### Task brief:
In the listing below, count each line containing "void" and answer with the count only.

[start of Data excerpts]

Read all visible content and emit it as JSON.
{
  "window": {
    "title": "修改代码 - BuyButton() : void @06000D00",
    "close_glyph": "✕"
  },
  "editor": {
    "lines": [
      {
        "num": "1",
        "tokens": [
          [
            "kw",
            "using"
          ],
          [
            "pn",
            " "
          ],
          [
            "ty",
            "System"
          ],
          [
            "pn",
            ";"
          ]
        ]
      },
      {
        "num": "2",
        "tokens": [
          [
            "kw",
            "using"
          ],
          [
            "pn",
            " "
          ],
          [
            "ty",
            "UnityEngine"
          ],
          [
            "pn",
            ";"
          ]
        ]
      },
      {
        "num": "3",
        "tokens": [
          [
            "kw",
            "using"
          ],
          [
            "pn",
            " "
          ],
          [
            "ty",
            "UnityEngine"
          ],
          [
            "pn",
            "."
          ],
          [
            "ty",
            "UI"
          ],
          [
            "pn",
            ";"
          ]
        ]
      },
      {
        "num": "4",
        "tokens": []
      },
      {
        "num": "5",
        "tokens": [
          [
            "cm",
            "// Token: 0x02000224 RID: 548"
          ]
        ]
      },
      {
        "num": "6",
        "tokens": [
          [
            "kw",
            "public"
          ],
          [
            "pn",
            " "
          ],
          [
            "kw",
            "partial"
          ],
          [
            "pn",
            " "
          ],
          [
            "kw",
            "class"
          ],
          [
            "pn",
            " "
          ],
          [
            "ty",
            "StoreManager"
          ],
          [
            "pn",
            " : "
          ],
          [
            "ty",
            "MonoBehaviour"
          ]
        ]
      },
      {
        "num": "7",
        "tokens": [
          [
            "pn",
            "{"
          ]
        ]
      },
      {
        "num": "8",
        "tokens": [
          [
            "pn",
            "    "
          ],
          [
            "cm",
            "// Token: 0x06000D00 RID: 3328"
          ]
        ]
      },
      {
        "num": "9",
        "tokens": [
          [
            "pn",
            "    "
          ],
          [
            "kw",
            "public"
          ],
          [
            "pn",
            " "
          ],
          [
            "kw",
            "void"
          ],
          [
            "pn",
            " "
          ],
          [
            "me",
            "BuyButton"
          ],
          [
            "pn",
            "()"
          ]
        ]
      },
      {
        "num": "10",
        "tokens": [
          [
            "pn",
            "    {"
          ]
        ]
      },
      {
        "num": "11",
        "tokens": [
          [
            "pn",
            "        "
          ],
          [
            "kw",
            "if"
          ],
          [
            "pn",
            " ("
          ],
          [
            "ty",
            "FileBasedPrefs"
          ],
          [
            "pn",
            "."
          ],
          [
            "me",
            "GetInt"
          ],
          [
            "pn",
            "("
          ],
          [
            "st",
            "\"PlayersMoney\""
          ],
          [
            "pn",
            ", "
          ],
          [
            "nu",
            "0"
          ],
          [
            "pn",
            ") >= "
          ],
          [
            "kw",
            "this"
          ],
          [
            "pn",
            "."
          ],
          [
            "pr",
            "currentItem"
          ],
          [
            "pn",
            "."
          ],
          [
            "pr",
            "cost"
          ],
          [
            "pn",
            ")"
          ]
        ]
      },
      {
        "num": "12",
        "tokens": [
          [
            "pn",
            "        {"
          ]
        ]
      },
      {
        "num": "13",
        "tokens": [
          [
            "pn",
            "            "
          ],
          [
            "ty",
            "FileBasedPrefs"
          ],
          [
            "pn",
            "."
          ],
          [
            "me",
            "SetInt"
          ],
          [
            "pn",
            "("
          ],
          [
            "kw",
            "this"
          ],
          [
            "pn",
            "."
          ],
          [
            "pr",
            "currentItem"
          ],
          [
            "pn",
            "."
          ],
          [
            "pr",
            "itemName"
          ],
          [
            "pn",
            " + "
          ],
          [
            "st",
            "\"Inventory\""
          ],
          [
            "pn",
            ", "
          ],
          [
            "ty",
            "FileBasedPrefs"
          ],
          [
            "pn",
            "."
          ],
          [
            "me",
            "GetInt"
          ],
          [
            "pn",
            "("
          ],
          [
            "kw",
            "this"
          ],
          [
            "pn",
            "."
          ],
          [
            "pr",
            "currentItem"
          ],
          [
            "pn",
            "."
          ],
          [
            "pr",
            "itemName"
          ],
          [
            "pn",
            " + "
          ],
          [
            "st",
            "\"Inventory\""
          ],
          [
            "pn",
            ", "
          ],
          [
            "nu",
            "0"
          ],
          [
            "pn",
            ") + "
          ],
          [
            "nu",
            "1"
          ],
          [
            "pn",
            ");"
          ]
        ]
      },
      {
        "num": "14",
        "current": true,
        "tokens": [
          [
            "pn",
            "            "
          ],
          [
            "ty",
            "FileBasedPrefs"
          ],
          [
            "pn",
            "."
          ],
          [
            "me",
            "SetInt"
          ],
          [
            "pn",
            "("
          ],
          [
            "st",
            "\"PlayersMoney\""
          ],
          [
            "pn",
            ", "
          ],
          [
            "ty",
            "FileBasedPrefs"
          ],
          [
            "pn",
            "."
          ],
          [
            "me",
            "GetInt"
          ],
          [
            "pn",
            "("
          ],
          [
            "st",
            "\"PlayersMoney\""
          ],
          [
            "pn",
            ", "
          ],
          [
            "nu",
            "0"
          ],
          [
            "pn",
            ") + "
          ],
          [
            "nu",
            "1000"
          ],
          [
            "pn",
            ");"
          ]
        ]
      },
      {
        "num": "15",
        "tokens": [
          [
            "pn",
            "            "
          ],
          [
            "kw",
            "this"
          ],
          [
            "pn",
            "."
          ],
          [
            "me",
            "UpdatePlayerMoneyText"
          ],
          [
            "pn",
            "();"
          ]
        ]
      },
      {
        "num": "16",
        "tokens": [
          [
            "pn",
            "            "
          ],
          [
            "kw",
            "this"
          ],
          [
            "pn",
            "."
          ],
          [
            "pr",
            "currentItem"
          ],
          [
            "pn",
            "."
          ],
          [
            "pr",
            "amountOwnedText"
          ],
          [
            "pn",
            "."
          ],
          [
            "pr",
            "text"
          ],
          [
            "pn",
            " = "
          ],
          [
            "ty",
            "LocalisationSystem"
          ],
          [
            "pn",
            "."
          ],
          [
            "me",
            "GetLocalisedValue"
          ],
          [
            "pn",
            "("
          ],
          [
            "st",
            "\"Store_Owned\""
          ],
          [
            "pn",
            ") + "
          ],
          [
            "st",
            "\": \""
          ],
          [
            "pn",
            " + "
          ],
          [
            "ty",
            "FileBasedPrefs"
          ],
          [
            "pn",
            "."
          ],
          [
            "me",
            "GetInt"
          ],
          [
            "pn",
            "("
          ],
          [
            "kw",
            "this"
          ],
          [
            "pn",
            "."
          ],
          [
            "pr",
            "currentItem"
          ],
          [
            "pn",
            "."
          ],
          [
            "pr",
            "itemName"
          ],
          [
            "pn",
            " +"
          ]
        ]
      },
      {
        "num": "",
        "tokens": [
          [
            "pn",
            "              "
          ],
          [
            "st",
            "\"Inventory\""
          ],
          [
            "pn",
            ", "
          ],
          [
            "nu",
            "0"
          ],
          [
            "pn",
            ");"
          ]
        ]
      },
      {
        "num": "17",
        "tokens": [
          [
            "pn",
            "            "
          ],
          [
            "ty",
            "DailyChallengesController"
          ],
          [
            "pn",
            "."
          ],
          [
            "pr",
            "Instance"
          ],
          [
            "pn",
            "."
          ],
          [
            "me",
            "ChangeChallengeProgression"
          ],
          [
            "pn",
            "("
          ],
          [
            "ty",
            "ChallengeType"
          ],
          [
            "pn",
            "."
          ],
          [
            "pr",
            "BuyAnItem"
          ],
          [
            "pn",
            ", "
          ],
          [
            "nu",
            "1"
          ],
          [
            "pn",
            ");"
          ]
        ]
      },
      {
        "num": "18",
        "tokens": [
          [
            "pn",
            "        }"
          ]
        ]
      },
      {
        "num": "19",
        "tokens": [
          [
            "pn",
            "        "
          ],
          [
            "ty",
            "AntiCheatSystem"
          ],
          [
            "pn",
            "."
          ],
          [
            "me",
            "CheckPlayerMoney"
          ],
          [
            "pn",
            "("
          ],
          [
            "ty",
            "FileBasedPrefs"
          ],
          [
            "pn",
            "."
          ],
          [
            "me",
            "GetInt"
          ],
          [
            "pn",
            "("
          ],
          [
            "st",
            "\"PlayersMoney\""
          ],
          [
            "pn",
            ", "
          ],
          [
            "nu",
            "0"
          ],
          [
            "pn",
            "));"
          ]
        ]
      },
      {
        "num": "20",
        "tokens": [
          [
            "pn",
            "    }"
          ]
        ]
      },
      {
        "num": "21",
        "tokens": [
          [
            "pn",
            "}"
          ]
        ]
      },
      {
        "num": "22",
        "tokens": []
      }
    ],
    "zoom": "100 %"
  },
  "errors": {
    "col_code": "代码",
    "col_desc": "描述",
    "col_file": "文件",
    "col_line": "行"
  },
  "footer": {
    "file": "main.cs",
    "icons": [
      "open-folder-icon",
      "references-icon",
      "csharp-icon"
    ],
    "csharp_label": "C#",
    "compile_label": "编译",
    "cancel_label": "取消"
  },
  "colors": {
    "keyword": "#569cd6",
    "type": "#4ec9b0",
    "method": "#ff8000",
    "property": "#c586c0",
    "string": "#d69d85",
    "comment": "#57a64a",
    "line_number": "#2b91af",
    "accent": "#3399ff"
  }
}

[end of Data excerpts]

### Problem solution:
2